--- Start RECORD LIST ---

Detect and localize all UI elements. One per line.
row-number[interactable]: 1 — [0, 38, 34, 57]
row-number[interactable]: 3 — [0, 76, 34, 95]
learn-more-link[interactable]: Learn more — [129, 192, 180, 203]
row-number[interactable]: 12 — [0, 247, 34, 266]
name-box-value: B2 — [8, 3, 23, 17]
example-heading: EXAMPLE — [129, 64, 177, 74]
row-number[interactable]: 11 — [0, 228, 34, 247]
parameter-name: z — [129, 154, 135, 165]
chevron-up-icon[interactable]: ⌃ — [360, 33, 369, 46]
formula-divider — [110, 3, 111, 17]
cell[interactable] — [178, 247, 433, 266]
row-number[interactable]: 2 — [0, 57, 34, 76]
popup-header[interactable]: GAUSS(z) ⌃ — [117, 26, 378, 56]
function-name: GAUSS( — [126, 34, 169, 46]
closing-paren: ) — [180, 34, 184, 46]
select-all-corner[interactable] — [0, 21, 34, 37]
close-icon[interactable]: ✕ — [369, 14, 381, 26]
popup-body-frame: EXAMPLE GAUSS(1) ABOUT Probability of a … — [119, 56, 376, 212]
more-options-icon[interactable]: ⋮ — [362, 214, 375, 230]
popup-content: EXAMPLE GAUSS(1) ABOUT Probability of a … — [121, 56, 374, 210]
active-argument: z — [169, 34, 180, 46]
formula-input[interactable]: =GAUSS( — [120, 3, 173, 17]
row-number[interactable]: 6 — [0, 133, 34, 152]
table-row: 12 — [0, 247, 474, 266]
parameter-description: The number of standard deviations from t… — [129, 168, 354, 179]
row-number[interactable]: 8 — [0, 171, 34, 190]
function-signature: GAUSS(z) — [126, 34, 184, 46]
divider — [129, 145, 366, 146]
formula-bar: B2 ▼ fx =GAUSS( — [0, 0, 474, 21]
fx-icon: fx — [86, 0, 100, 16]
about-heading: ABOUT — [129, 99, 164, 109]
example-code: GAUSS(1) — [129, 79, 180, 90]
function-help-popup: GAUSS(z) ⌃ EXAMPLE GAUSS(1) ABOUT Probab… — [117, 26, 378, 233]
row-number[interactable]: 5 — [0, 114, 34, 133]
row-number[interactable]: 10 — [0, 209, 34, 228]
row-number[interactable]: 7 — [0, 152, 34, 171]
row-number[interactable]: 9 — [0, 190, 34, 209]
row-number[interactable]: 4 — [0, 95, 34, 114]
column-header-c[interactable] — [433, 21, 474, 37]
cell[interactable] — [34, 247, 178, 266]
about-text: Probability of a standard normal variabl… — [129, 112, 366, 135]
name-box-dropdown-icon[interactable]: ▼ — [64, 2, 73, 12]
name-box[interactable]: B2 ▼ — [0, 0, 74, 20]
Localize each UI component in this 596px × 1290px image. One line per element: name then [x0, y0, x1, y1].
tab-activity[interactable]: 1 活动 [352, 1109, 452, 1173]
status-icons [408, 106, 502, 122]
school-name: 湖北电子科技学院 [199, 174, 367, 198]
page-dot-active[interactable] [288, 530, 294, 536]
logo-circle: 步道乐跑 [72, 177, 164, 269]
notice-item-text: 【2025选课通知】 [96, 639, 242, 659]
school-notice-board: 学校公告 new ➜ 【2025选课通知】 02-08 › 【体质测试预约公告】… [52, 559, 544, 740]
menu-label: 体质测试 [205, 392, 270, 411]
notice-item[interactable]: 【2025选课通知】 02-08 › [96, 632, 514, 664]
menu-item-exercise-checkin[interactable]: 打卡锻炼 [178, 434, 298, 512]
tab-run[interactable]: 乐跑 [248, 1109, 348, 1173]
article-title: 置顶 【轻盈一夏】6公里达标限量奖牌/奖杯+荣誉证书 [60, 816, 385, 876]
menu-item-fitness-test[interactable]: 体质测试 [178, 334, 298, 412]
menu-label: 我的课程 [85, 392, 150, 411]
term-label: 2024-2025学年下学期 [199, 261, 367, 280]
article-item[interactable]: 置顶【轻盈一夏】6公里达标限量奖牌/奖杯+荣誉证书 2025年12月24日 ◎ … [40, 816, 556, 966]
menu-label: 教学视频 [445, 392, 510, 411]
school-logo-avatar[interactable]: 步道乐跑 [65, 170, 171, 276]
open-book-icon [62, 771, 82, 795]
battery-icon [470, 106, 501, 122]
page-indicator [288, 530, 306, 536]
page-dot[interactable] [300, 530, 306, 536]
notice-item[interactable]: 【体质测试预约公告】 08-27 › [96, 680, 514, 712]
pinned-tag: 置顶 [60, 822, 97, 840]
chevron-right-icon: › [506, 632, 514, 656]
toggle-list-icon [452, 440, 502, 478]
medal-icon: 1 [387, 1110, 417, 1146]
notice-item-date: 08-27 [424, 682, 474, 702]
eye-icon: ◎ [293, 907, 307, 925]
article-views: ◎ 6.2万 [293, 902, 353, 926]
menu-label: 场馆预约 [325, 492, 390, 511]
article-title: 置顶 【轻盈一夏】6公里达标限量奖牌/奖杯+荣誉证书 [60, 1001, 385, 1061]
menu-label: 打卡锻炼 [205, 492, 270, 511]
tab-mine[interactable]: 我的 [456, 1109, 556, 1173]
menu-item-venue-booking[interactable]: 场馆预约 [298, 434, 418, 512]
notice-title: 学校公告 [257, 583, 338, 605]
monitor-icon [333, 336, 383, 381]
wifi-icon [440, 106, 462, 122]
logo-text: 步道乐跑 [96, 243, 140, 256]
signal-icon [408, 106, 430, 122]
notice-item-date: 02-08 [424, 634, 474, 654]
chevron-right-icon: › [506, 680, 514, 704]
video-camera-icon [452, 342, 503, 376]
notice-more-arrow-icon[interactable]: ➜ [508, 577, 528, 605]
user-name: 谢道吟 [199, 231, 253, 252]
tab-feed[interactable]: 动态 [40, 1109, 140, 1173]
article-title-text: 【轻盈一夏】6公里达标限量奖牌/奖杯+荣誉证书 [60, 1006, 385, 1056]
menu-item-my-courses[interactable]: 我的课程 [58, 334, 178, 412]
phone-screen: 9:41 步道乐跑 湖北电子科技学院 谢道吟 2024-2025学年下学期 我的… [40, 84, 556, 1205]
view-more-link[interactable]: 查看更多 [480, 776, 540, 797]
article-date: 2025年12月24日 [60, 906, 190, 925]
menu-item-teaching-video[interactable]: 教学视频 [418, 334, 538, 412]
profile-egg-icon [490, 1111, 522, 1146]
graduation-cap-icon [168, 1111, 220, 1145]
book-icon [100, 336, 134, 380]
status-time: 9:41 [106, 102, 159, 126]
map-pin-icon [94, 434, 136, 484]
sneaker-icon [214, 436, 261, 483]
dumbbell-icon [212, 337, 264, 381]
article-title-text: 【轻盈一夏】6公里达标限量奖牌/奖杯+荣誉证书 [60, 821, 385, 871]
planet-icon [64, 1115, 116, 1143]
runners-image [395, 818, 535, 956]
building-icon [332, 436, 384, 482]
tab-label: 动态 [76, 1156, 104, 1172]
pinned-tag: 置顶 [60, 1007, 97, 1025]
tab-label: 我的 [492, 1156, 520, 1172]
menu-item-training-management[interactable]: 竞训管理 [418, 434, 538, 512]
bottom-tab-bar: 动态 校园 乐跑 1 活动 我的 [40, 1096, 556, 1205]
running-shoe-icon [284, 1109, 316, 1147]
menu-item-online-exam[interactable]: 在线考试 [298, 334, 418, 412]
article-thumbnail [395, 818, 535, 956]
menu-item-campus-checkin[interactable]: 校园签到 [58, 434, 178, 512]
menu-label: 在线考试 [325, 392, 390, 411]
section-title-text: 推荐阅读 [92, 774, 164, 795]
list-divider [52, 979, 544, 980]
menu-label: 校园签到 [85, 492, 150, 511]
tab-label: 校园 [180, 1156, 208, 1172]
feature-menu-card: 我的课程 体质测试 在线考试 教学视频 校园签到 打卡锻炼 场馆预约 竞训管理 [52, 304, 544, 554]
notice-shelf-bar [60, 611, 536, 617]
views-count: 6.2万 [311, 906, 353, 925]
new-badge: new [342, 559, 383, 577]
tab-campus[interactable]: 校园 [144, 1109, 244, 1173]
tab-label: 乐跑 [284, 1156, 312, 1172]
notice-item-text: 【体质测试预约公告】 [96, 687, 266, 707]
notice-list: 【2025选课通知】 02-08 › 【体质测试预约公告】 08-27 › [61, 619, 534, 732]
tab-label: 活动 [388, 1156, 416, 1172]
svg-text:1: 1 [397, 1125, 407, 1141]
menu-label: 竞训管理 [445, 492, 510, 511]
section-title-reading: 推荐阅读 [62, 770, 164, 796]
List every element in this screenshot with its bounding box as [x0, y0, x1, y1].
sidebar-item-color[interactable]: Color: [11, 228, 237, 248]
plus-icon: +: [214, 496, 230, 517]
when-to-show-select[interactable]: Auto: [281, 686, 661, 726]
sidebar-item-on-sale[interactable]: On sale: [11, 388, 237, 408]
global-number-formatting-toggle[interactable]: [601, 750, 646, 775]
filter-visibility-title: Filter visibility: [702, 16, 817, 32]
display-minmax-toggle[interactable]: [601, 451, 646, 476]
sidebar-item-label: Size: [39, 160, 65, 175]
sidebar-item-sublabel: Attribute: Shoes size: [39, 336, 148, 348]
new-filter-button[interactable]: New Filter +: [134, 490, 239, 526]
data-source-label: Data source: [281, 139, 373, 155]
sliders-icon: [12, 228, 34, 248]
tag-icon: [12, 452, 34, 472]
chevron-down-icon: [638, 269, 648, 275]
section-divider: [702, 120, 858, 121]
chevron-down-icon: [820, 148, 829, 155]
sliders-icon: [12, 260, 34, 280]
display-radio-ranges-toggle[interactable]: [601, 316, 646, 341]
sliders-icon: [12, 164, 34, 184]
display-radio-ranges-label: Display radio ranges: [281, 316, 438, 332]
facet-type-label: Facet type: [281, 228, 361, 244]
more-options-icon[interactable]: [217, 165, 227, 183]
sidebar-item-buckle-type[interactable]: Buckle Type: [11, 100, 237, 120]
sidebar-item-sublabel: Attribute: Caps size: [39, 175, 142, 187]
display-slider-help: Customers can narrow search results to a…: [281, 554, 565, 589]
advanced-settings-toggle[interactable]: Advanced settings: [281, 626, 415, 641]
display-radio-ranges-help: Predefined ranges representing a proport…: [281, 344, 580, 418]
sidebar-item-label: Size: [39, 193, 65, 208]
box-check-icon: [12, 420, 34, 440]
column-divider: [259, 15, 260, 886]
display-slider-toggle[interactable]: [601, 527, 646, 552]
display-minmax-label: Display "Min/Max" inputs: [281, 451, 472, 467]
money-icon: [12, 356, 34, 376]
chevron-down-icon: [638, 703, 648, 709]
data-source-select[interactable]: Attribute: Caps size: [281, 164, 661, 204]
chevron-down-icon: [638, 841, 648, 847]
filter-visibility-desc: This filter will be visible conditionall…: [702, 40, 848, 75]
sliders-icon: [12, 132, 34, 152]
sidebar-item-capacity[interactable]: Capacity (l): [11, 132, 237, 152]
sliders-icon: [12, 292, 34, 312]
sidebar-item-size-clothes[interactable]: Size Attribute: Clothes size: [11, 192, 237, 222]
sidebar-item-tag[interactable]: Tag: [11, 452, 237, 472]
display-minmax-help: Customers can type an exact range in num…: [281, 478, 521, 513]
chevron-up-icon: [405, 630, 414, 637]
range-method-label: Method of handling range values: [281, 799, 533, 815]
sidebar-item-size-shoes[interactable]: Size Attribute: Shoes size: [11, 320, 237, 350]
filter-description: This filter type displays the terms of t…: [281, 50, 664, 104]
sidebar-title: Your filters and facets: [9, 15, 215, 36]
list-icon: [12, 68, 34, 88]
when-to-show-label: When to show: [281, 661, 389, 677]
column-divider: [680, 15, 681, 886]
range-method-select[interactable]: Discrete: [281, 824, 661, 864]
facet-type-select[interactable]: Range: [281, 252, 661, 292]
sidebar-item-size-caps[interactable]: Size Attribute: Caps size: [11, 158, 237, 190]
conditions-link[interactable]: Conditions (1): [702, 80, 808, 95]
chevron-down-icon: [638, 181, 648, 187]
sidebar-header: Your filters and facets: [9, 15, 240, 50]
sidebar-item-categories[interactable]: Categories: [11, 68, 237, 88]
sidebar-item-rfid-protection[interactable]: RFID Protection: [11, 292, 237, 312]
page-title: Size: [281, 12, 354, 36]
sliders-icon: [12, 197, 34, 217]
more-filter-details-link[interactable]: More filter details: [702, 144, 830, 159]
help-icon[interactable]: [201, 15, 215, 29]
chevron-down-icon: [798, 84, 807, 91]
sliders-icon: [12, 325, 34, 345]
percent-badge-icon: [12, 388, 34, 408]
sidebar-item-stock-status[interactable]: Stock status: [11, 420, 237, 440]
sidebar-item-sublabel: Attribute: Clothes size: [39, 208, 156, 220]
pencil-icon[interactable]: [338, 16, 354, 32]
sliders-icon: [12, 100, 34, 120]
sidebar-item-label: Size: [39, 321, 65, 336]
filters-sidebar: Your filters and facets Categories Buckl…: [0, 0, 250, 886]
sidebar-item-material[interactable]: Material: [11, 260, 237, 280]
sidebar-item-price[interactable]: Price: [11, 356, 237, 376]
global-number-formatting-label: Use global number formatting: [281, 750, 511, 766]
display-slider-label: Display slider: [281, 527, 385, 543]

--- End RECORD LIST ---

Starting at the first line of the entries and ending at the line that contains "name-box-value: B2 — [8, 3, 23, 17]", rewrite those lines with every "row-number" renamed to "row-label" and everything else left unchanged.

» FINISHED EXERCISE:
Detect and localize all UI elements. One per line.
row-label[interactable]: 1 — [0, 38, 34, 57]
row-label[interactable]: 3 — [0, 76, 34, 95]
learn-more-link[interactable]: Learn more — [129, 192, 180, 203]
row-label[interactable]: 12 — [0, 247, 34, 266]
name-box-value: B2 — [8, 3, 23, 17]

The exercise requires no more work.